WHAT YOU HAVE TO DO
Each line that includes "componenti" counts once; give the total and nothing besides.

Dataset items
━━━━
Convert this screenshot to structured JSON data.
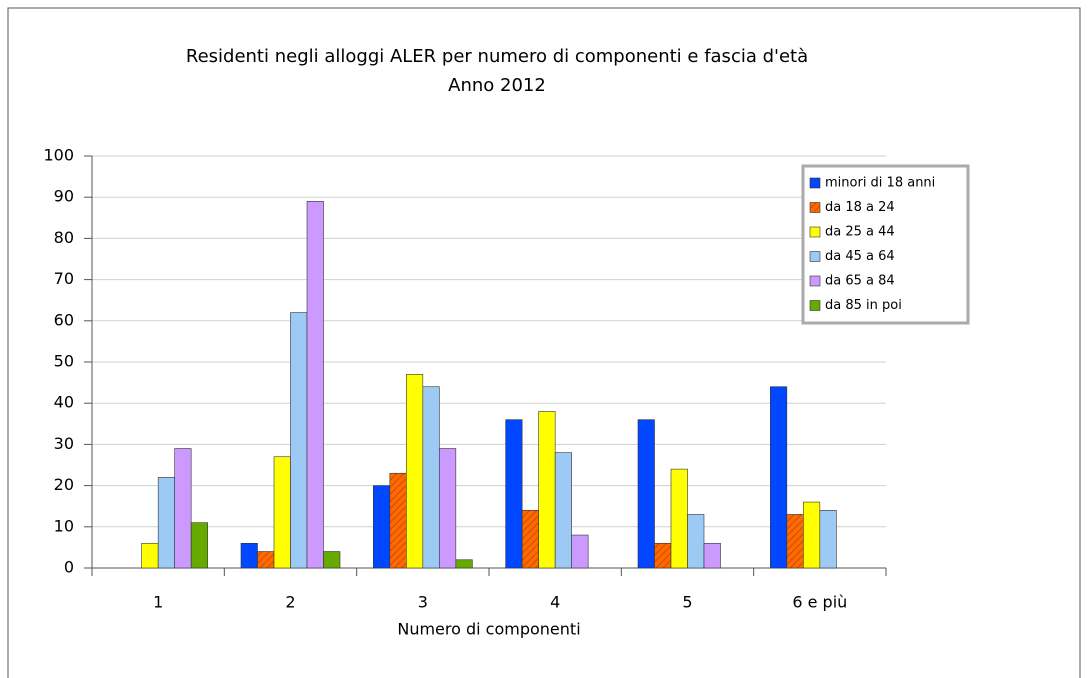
{
  "chart_data": {
    "type": "bar",
    "title": "Residenti negli alloggi ALER per numero di componenti e fascia d'età",
    "subtitle": "Anno 2012",
    "x_label": "Numero di componenti",
    "categories": [
      "1",
      "2",
      "3",
      "4",
      "5",
      "6 e più"
    ],
    "series": [
      {
        "name": "minori di 18 anni",
        "color": "#0047ff",
        "values": [
          0,
          6,
          20,
          36,
          36,
          44
        ]
      },
      {
        "name": "da 18 a 24",
        "color": "#ff6a00",
        "pattern": "hatch",
        "values": [
          0,
          4,
          23,
          14,
          6,
          13
        ]
      },
      {
        "name": "da 25 a 44",
        "color": "#ffff00",
        "values": [
          6,
          27,
          47,
          38,
          24,
          16
        ]
      },
      {
        "name": "da 45 a 64",
        "color": "#9ccaf5",
        "values": [
          22,
          62,
          44,
          28,
          13,
          14
        ]
      },
      {
        "name": "da 65 a 84",
        "color": "#cc99ff",
        "values": [
          29,
          89,
          29,
          8,
          6,
          0
        ]
      },
      {
        "name": "da 85 in poi",
        "color": "#66aa00",
        "values": [
          11,
          4,
          2,
          0,
          0,
          0
        ]
      }
    ],
    "ylim": [
      0,
      100
    ],
    "yticks": [
      0,
      10,
      20,
      30,
      40,
      50,
      60,
      70,
      80,
      90,
      100
    ],
    "grid": true,
    "legend": "top-right"
  }
}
━━━━
RIGHT ANSWER
2